-- start --

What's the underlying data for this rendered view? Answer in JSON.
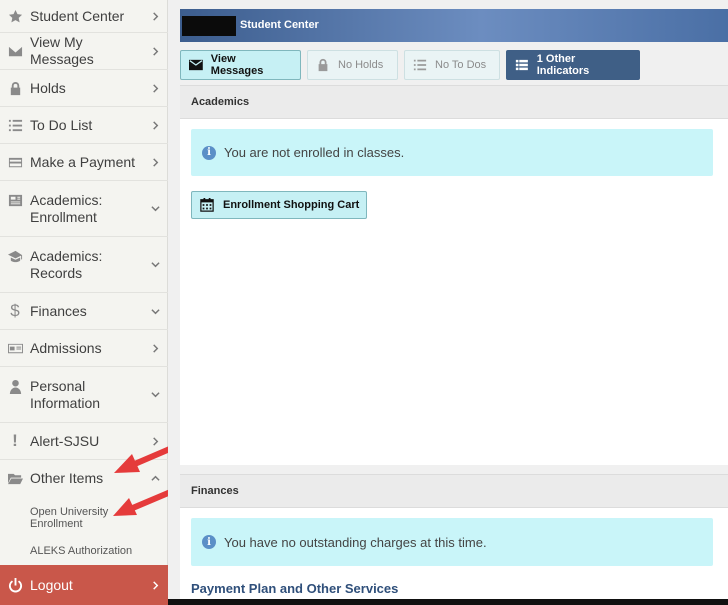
{
  "sidebar": {
    "items": [
      {
        "label": "Student Center",
        "icon": "star-icon",
        "chevron": "right"
      },
      {
        "label": "View My Messages",
        "icon": "envelope-icon",
        "chevron": "right"
      },
      {
        "label": "Holds",
        "icon": "lock-icon",
        "chevron": "right"
      },
      {
        "label": "To Do List",
        "icon": "list-icon",
        "chevron": "right"
      },
      {
        "label": "Make a Payment",
        "icon": "credit-card-icon",
        "chevron": "right"
      },
      {
        "label": "Academics: Enrollment",
        "icon": "newspaper-icon",
        "chevron": "down"
      },
      {
        "label": "Academics: Records",
        "icon": "graduation-cap-icon",
        "chevron": "down"
      },
      {
        "label": "Finances",
        "icon": "dollar-icon",
        "chevron": "down"
      },
      {
        "label": "Admissions",
        "icon": "id-card-icon",
        "chevron": "right"
      },
      {
        "label": "Personal Information",
        "icon": "user-icon",
        "chevron": "down"
      },
      {
        "label": "Alert-SJSU",
        "icon": "exclamation-icon",
        "chevron": "right"
      },
      {
        "label": "Other Items",
        "icon": "folder-open-icon",
        "chevron": "up"
      }
    ],
    "sub_items": [
      "Open University Enrollment",
      "ALEKS Authorization"
    ],
    "logout_label": "Logout"
  },
  "header": {
    "title": "Student Center"
  },
  "indicators": [
    {
      "label": "View Messages",
      "icon": "envelope-icon",
      "state": "active"
    },
    {
      "label": "No Holds",
      "icon": "lock-icon",
      "state": "disabled"
    },
    {
      "label": "No To Dos",
      "icon": "list-icon",
      "state": "disabled"
    },
    {
      "label": "1 Other Indicators",
      "icon": "list-icon",
      "state": "dark"
    }
  ],
  "academics": {
    "heading": "Academics",
    "notice": "You are not enrolled in classes.",
    "cart_button": "Enrollment Shopping Cart"
  },
  "finances": {
    "heading": "Finances",
    "notice": "You have no outstanding charges at this time.",
    "link_heading": "Payment Plan and Other Services"
  },
  "colors": {
    "accent": "#c6f0f4",
    "logout": "#c9574a",
    "header": "#4a6fa5",
    "arrow": "#e53b3b"
  }
}
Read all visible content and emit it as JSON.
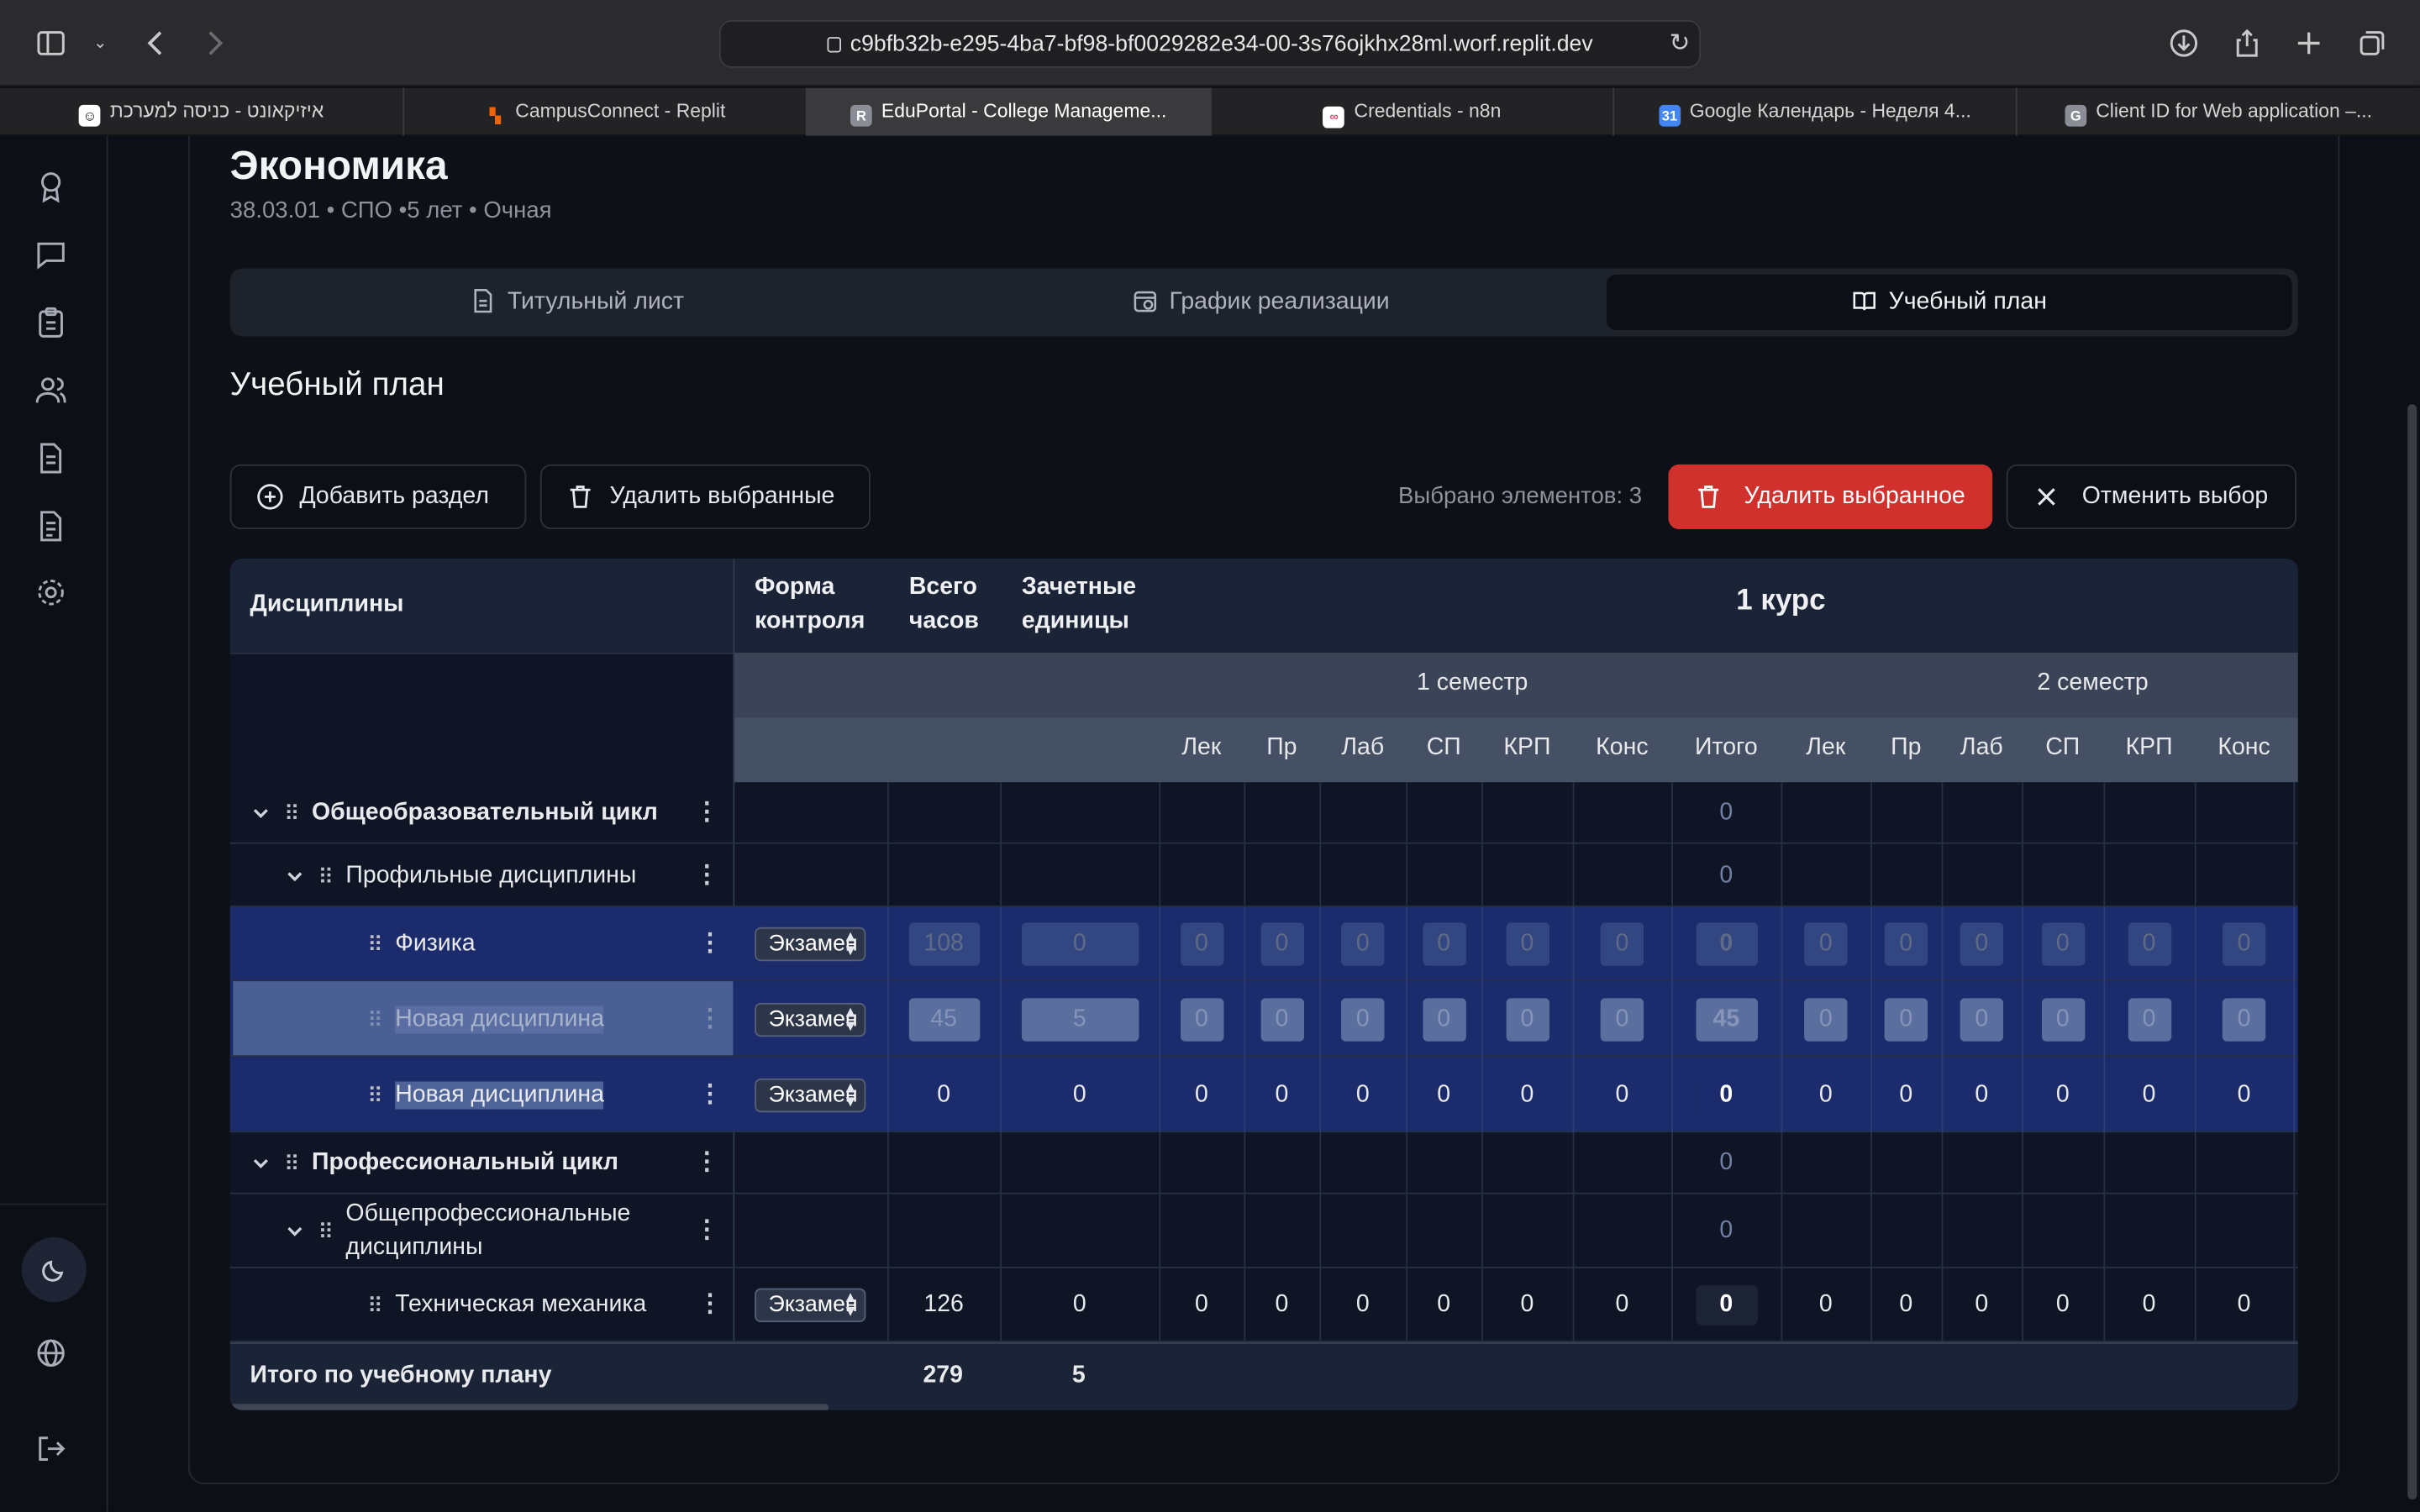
{
  "browser": {
    "url": "c9bfb32b-e295-4ba7-bf98-bf0029282e34-00-3s76ojkhx28ml.worf.replit.dev",
    "tabs": [
      {
        "label": "איזיקאונט - כניסה למערכת",
        "icon": "app-icon",
        "color": "#ffffff"
      },
      {
        "label": "CampusConnect - Replit",
        "icon": "replit-icon",
        "color": "#f26207"
      },
      {
        "label": "EduPortal - College Manageme...",
        "icon": "letter-r-icon",
        "color": "#8a8d96",
        "active": true
      },
      {
        "label": "Credentials - n8n",
        "icon": "n8n-icon",
        "color": "#ea4b71"
      },
      {
        "label": "Google Календарь - Неделя 4...",
        "icon": "google-calendar-icon",
        "color": "#4285f4"
      },
      {
        "label": "Client ID for Web application –...",
        "icon": "letter-g-icon",
        "color": "#8a8d96"
      }
    ]
  },
  "page": {
    "title": "Экономика",
    "subtitle": "38.03.01 • СПО •5 лет • Очная",
    "tabs": [
      "Титульный лист",
      "График реализации",
      "Учебный план"
    ],
    "active_tab": 2,
    "section_title": "Учебный план"
  },
  "toolbar": {
    "add_section": "Добавить раздел",
    "delete_selected": "Удалить выбранные",
    "selected_count": "Выбрано элементов: 3",
    "delete_selected_red": "Удалить выбранное",
    "cancel_selection": "Отменить выбор"
  },
  "table": {
    "col_disciplines": "Дисциплины",
    "col_form_1": "Форма",
    "col_form_2": "контроля",
    "col_hours_1": "Всего",
    "col_hours_2": "часов",
    "col_credits_1": "Зачетные",
    "col_credits_2": "единицы",
    "course": "1 курс",
    "semester1": "1 семестр",
    "semester2": "2 семестр",
    "sem1_cols": [
      "Лек",
      "Пр",
      "Лаб",
      "СП",
      "КРП",
      "Конс",
      "Итого"
    ],
    "sem2_cols": [
      "Лек",
      "Пр",
      "Лаб",
      "СП",
      "КРП",
      "Конс"
    ],
    "rows": [
      {
        "label": "Общеобразовательный цикл",
        "level": 0,
        "type": "group",
        "itogo": "0"
      },
      {
        "label": "Профильные дисциплины",
        "level": 1,
        "type": "group",
        "itogo": "0"
      },
      {
        "label": "Физика",
        "level": 2,
        "type": "item",
        "form": "Экзамен",
        "hours": "108",
        "credits": "0",
        "sem1": [
          "0",
          "0",
          "0",
          "0",
          "0",
          "0"
        ],
        "itogo": "0",
        "sem2": [
          "0",
          "0",
          "0",
          "0",
          "0",
          "0"
        ],
        "state": "selected"
      },
      {
        "label": "Новая дисциплина",
        "level": 2,
        "type": "item",
        "form": "Экзамен",
        "hours": "45",
        "credits": "5",
        "sem1": [
          "0",
          "0",
          "0",
          "0",
          "0",
          "0"
        ],
        "itogo": "45",
        "sem2": [
          "0",
          "0",
          "0",
          "0",
          "0",
          "0"
        ],
        "state": "selected-light"
      },
      {
        "label": "Новая дисциплина",
        "level": 2,
        "type": "item",
        "form": "Экзамен",
        "hours": "0",
        "credits": "0",
        "sem1": [
          "0",
          "0",
          "0",
          "0",
          "0",
          "0"
        ],
        "itogo": "0",
        "sem2": [
          "0",
          "0",
          "0",
          "0",
          "0",
          "0"
        ],
        "state": "selected-active"
      },
      {
        "label": "Профессиональный цикл",
        "level": 0,
        "type": "group",
        "itogo": "0"
      },
      {
        "label": "Общепрофессиональные дисциплины",
        "label_line1": "Общепрофессиональные",
        "label_line2": "дисциплины",
        "level": 1,
        "type": "group",
        "itogo": "0"
      },
      {
        "label": "Техническая механика",
        "level": 2,
        "type": "item",
        "form": "Экзамен",
        "hours": "126",
        "credits": "0",
        "sem1": [
          "0",
          "0",
          "0",
          "0",
          "0",
          "0"
        ],
        "itogo": "0",
        "sem2": [
          "0",
          "0",
          "0",
          "0",
          "0",
          "0"
        ],
        "state": "normal"
      }
    ],
    "total_label": "Итого по учебному плану",
    "total_hours": "279",
    "total_credits": "5"
  }
}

-- end --

* _Task objective_:
Leave out the pictures and repeat everything else in the records exactly.

* _Task response_:
What's the underlying data for this rendered view? Answer in JSON.
{
  "sidebar": {
    "items": [
      {
        "label": "Student Center",
        "icon": "star-icon",
        "chevron": "right"
      },
      {
        "label": "View My Messages",
        "icon": "envelope-icon",
        "chevron": "right"
      },
      {
        "label": "Holds",
        "icon": "lock-icon",
        "chevron": "right"
      },
      {
        "label": "To Do List",
        "icon": "list-icon",
        "chevron": "right"
      },
      {
        "label": "Make a Payment",
        "icon": "credit-card-icon",
        "chevron": "right"
      },
      {
        "label": "Academics: Enrollment",
        "icon": "newspaper-icon",
        "chevron": "down"
      },
      {
        "label": "Academics: Records",
        "icon": "graduation-cap-icon",
        "chevron": "down"
      },
      {
        "label": "Finances",
        "icon": "dollar-icon",
        "chevron": "down"
      },
      {
        "label": "Admissions",
        "icon": "id-card-icon",
        "chevron": "right"
      },
      {
        "label": "Personal Information",
        "icon": "user-icon",
        "chevron": "down"
      },
      {
        "label": "Alert-SJSU",
        "icon": "exclamation-icon",
        "chevron": "right"
      },
      {
        "label": "Other Items",
        "icon": "folder-open-icon",
        "chevron": "up"
      }
    ],
    "sub_items": [
      "Open University Enrollment",
      "ALEKS Authorization"
    ],
    "logout_label": "Logout"
  },
  "header": {
    "title": "Student Center"
  },
  "indicators": [
    {
      "label": "View Messages",
      "icon": "envelope-icon",
      "state": "active"
    },
    {
      "label": "No Holds",
      "icon": "lock-icon",
      "state": "disabled"
    },
    {
      "label": "No To Dos",
      "icon": "list-icon",
      "state": "disabled"
    },
    {
      "label": "1 Other Indicators",
      "icon": "list-icon",
      "state": "dark"
    }
  ],
  "academics": {
    "heading": "Academics",
    "notice": "You are not enrolled in classes.",
    "cart_button": "Enrollment Shopping Cart"
  },
  "finances": {
    "heading": "Finances",
    "notice": "You have no outstanding charges at this time.",
    "link_heading": "Payment Plan and Other Services"
  },
  "colors": {
    "accent": "#c6f0f4",
    "logout": "#c9574a",
    "header": "#4a6fa5",
    "arrow": "#e53b3b"
  }
}
Read all visible content and emit it as JSON.
{
  "browser": {
    "url": "c9bfb32b-e295-4ba7-bf98-bf0029282e34-00-3s76ojkhx28ml.worf.replit.dev",
    "tabs": [
      {
        "label": "איזיקאונט - כניסה למערכת",
        "icon": "app-icon",
        "color": "#ffffff"
      },
      {
        "label": "CampusConnect - Replit",
        "icon": "replit-icon",
        "color": "#f26207"
      },
      {
        "label": "EduPortal - College Manageme...",
        "icon": "letter-r-icon",
        "color": "#8a8d96",
        "active": true
      },
      {
        "label": "Credentials - n8n",
        "icon": "n8n-icon",
        "color": "#ea4b71"
      },
      {
        "label": "Google Календарь - Неделя 4...",
        "icon": "google-calendar-icon",
        "color": "#4285f4"
      },
      {
        "label": "Client ID for Web application –...",
        "icon": "letter-g-icon",
        "color": "#8a8d96"
      }
    ]
  },
  "page": {
    "title": "Экономика",
    "subtitle": "38.03.01 • СПО •5 лет • Очная",
    "tabs": [
      "Титульный лист",
      "График реализации",
      "Учебный план"
    ],
    "active_tab": 2,
    "section_title": "Учебный план"
  },
  "toolbar": {
    "add_section": "Добавить раздел",
    "delete_selected": "Удалить выбранные",
    "selected_count": "Выбрано элементов: 3",
    "delete_selected_red": "Удалить выбранное",
    "cancel_selection": "Отменить выбор"
  },
  "table": {
    "col_disciplines": "Дисциплины",
    "col_form_1": "Форма",
    "col_form_2": "контроля",
    "col_hours_1": "Всего",
    "col_hours_2": "часов",
    "col_credits_1": "Зачетные",
    "col_credits_2": "единицы",
    "course": "1 курс",
    "semester1": "1 семестр",
    "semester2": "2 семестр",
    "sem1_cols": [
      "Лек",
      "Пр",
      "Лаб",
      "СП",
      "КРП",
      "Конс",
      "Итого"
    ],
    "sem2_cols": [
      "Лек",
      "Пр",
      "Лаб",
      "СП",
      "КРП",
      "Конс"
    ],
    "rows": [
      {
        "label": "Общеобразовательный цикл",
        "level": 0,
        "type": "group",
        "itogo": "0"
      },
      {
        "label": "Профильные дисциплины",
        "level": 1,
        "type": "group",
        "itogo": "0"
      },
      {
        "label": "Физика",
        "level": 2,
        "type": "item",
        "form": "Экзамен",
        "hours": "108",
        "credits": "0",
        "sem1": [
          "0",
          "0",
          "0",
          "0",
          "0",
          "0"
        ],
        "itogo": "0",
        "sem2": [
          "0",
          "0",
          "0",
          "0",
          "0",
          "0"
        ],
        "state": "selected"
      },
      {
        "label": "Новая дисциплина",
        "level": 2,
        "type": "item",
        "form": "Экзамен",
        "hours": "45",
        "credits": "5",
        "sem1": [
          "0",
          "0",
          "0",
          "0",
          "0",
          "0"
        ],
        "itogo": "45",
        "sem2": [
          "0",
          "0",
          "0",
          "0",
          "0",
          "0"
        ],
        "state": "selected-light"
      },
      {
        "label": "Новая дисциплина",
        "level": 2,
        "type": "item",
        "form": "Экзамен",
        "hours": "0",
        "credits": "0",
        "sem1": [
          "0",
          "0",
          "0",
          "0",
          "0",
          "0"
        ],
        "itogo": "0",
        "sem2": [
          "0",
          "0",
          "0",
          "0",
          "0",
          "0"
        ],
        "state": "selected-active"
      },
      {
        "label": "Профессиональный цикл",
        "level": 0,
        "type": "group",
        "itogo": "0"
      },
      {
        "label": "Общепрофессиональные дисциплины",
        "label_line1": "Общепрофессиональные",
        "label_line2": "дисциплины",
        "level": 1,
        "type": "group",
        "itogo": "0"
      },
      {
        "label": "Техническая механика",
        "level": 2,
        "type": "item",
        "form": "Экзамен",
        "hours": "126",
        "credits": "0",
        "sem1": [
          "0",
          "0",
          "0",
          "0",
          "0",
          "0"
        ],
        "itogo": "0",
        "sem2": [
          "0",
          "0",
          "0",
          "0",
          "0",
          "0"
        ],
        "state": "normal"
      }
    ],
    "total_label": "Итого по учебному плану",
    "total_hours": "279",
    "total_credits": "5"
  }
}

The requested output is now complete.